→ **ROWS**:
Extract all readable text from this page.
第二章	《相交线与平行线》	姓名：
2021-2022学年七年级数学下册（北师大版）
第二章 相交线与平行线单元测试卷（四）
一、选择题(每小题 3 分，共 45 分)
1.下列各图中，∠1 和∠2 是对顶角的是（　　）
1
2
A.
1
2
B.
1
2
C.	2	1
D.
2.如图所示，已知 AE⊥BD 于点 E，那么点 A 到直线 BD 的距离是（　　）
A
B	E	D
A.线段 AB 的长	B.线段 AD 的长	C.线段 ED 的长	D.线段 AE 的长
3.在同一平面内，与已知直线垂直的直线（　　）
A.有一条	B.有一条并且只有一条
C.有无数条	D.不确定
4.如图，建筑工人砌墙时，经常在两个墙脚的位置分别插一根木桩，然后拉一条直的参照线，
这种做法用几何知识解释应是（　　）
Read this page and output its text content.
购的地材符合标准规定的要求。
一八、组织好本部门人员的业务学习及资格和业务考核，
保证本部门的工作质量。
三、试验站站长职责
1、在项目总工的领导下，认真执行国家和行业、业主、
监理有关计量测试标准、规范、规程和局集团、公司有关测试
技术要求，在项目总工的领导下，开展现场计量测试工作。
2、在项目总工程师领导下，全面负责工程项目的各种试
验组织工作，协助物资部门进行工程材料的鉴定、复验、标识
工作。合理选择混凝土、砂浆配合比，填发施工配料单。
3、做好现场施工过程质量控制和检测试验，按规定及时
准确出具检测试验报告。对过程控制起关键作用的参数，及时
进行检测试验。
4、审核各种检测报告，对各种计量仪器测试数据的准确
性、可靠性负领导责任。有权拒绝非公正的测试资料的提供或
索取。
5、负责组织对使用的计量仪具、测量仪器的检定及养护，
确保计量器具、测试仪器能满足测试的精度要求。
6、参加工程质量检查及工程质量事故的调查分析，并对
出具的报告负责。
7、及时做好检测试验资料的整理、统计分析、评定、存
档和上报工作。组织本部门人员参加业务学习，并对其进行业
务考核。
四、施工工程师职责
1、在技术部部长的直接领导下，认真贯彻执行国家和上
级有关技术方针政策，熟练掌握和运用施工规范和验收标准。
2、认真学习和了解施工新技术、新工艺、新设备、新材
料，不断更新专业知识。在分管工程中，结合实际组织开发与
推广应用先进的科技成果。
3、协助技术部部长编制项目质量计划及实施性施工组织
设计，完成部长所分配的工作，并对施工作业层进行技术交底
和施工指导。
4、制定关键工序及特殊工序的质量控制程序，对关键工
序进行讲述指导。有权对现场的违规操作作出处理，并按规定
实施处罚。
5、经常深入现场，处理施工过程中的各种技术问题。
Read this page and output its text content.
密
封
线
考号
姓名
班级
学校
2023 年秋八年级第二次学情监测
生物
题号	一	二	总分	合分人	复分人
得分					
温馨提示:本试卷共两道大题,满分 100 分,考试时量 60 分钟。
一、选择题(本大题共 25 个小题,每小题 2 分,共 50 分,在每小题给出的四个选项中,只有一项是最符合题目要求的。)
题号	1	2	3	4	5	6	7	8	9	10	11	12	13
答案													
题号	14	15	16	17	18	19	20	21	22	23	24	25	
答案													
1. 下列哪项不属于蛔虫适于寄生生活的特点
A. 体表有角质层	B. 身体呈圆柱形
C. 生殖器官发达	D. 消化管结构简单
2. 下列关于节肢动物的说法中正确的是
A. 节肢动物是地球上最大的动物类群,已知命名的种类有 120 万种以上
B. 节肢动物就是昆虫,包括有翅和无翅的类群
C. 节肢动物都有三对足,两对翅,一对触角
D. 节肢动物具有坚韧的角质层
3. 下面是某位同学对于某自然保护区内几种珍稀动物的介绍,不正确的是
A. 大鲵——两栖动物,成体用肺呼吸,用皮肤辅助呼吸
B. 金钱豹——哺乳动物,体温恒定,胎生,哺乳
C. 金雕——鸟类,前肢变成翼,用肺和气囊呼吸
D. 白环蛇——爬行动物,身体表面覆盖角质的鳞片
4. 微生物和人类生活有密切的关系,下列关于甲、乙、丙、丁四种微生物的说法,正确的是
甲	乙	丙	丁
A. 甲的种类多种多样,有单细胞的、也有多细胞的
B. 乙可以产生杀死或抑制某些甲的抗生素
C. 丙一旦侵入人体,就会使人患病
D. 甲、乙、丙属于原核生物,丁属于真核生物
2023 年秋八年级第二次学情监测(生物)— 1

→ **WHAT YOU SHOULD DO**: Extract every record. Keep wording exact.

→ **ANSWER FOR THE TASK**:
Extract all readable text from this page.
第二章	《相交线与平行线》	姓名：
2021-2022学年七年级数学下册（北师大版）
第二章 相交线与平行线单元测试卷（四）
一、选择题(每小题 3 分，共 45 分)
1.下列各图中，∠1 和∠2 是对顶角的是（　　）
1
2
A.
1
2
B.
1
2
C.	2	1
D.
2.如图所示，已知 AE⊥BD 于点 E，那么点 A 到直线 BD 的距离是（　　）
A
B	E	D
A.线段 AB 的长	B.线段 AD 的长	C.线段 ED 的长	D.线段 AE 的长
3.在同一平面内，与已知直线垂直的直线（　　）
A.有一条	B.有一条并且只有一条
C.有无数条	D.不确定
4.如图，建筑工人砌墙时，经常在两个墙脚的位置分别插一根木桩，然后拉一条直的参照线，
这种做法用几何知识解释应是（　　）
Read this page and output its text content.
购的地材符合标准规定的要求。
一八、组织好本部门人员的业务学习及资格和业务考核，
保证本部门的工作质量。
三、试验站站长职责
1、在项目总工的领导下，认真执行国家和行业、业主、
监理有关计量测试标准、规范、规程和局集团、公司有关测试
技术要求，在项目总工的领导下，开展现场计量测试工作。
2、在项目总工程师领导下，全面负责工程项目的各种试
验组织工作，协助物资部门进行工程材料的鉴定、复验、标识
工作。合理选择混凝土、砂浆配合比，填发施工配料单。
3、做好现场施工过程质量控制和检测试验，按规定及时
准确出具检测试验报告。对过程控制起关键作用的参数，及时
进行检测试验。
4、审核各种检测报告，对各种计量仪器测试数据的准确
性、可靠性负领导责任。有权拒绝非公正的测试资料的提供或
索取。
5、负责组织对使用的计量仪具、测量仪器的检定及养护，
确保计量器具、测试仪器能满足测试的精度要求。
6、参加工程质量检查及工程质量事故的调查分析，并对
出具的报告负责。
7、及时做好检测试验资料的整理、统计分析、评定、存
档和上报工作。组织本部门人员参加业务学习，并对其进行业
务考核。
四、施工工程师职责
1、在技术部部长的直接领导下，认真贯彻执行国家和上
级有关技术方针政策，熟练掌握和运用施工规范和验收标准。
2、认真学习和了解施工新技术、新工艺、新设备、新材
料，不断更新专业知识。在分管工程中，结合实际组织开发与
推广应用先进的科技成果。
3、协助技术部部长编制项目质量计划及实施性施工组织
设计，完成部长所分配的工作，并对施工作业层进行技术交底
和施工指导。
4、制定关键工序及特殊工序的质量控制程序，对关键工
序进行讲述指导。有权对现场的违规操作作出处理，并按规定
实施处罚。
5、经常深入现场，处理施工过程中的各种技术问题。
Read this page and output its text content.
密
封
线
考号
姓名
班级
学校
2023 年秋八年级第二次学情监测
生物
题号	一	二	总分	合分人	复分人
得分					
温馨提示:本试卷共两道大题,满分 100 分,考试时量 60 分钟。
一、选择题(本大题共 25 个小题,每小题 2 分,共 50 分,在每小题给出的四个选项中,只有一项是最符合题目要求的。)
题号	1	2	3	4	5	6	7	8	9	10	11	12	13
答案													
题号	14	15	16	17	18	19	20	21	22	23	24	25	
答案													
1. 下列哪项不属于蛔虫适于寄生生活的特点
A. 体表有角质层	B. 身体呈圆柱形
C. 生殖器官发达	D. 消化管结构简单
2. 下列关于节肢动物的说法中正确的是
A. 节肢动物是地球上最大的动物类群,已知命名的种类有 120 万种以上
B. 节肢动物就是昆虫,包括有翅和无翅的类群
C. 节肢动物都有三对足,两对翅,一对触角
D. 节肢动物具有坚韧的角质层
3. 下面是某位同学对于某自然保护区内几种珍稀动物的介绍,不正确的是
A. 大鲵——两栖动物,成体用肺呼吸,用皮肤辅助呼吸
B. 金钱豹——哺乳动物,体温恒定,胎生,哺乳
C. 金雕——鸟类,前肢变成翼,用肺和气囊呼吸
D. 白环蛇——爬行动物,身体表面覆盖角质的鳞片
4. 微生物和人类生活有密切的关系,下列关于甲、乙、丙、丁四种微生物的说法,正确的是
甲	乙	丙	丁
A. 甲的种类多种多样,有单细胞的、也有多细胞的
B. 乙可以产生杀死或抑制某些甲的抗生素
C. 丙一旦侵入人体,就会使人患病
D. 甲、乙、丙属于原核生物,丁属于真核生物
2023 年秋八年级第二次学情监测(生物)— 1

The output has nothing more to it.